## PROBLEM
Transcribe all of the data exactly. Omit the pictures.

## Dataset items

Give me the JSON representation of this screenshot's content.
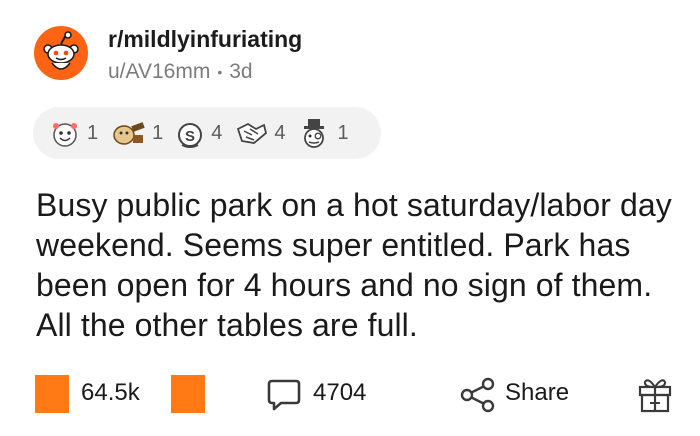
{
  "post": {
    "subreddit": "r/mildlyinfuriating",
    "author": "u/AV16mm",
    "separator": "•",
    "age": "3d",
    "body": "Busy public park on a hot saturday/labor day weekend. Seems super entitled. Park has been open for 4 hours and no sign of them. All the other tables are full."
  },
  "awards": [
    {
      "icon": "wholesome-award-icon",
      "count": "1"
    },
    {
      "icon": "doge-award-icon",
      "count": "1"
    },
    {
      "icon": "silver-coin-award-icon",
      "count": "4"
    },
    {
      "icon": "bro-hug-award-icon",
      "count": "4"
    },
    {
      "icon": "gentleman-award-icon",
      "count": "1"
    }
  ],
  "actions": {
    "score": "64.5k",
    "comments": "4704",
    "share_label": "Share",
    "upvote_icon": "upvote-icon",
    "downvote_icon": "downvote-icon",
    "comment_icon": "comment-bubble-icon",
    "share_icon": "share-icon",
    "gift_icon": "gift-award-icon"
  },
  "colors": {
    "accent": "#ff7a14",
    "avatar": "#ff6314",
    "awards_bg": "#f2f2f3",
    "meta_text": "#7c7c7c"
  }
}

## ANSWER TO THE TASK
Give me the JSON representation of this screenshot's content.
{
  "post": {
    "subreddit": "r/mildlyinfuriating",
    "author": "u/AV16mm",
    "separator": "•",
    "age": "3d",
    "body": "Busy public park on a hot saturday/labor day weekend. Seems super entitled. Park has been open for 4 hours and no sign of them. All the other tables are full."
  },
  "awards": [
    {
      "icon": "wholesome-award-icon",
      "count": "1"
    },
    {
      "icon": "doge-award-icon",
      "count": "1"
    },
    {
      "icon": "silver-coin-award-icon",
      "count": "4"
    },
    {
      "icon": "bro-hug-award-icon",
      "count": "4"
    },
    {
      "icon": "gentleman-award-icon",
      "count": "1"
    }
  ],
  "actions": {
    "score": "64.5k",
    "comments": "4704",
    "share_label": "Share",
    "upvote_icon": "upvote-icon",
    "downvote_icon": "downvote-icon",
    "comment_icon": "comment-bubble-icon",
    "share_icon": "share-icon",
    "gift_icon": "gift-award-icon"
  },
  "colors": {
    "accent": "#ff7a14",
    "avatar": "#ff6314",
    "awards_bg": "#f2f2f3",
    "meta_text": "#7c7c7c"
  }
}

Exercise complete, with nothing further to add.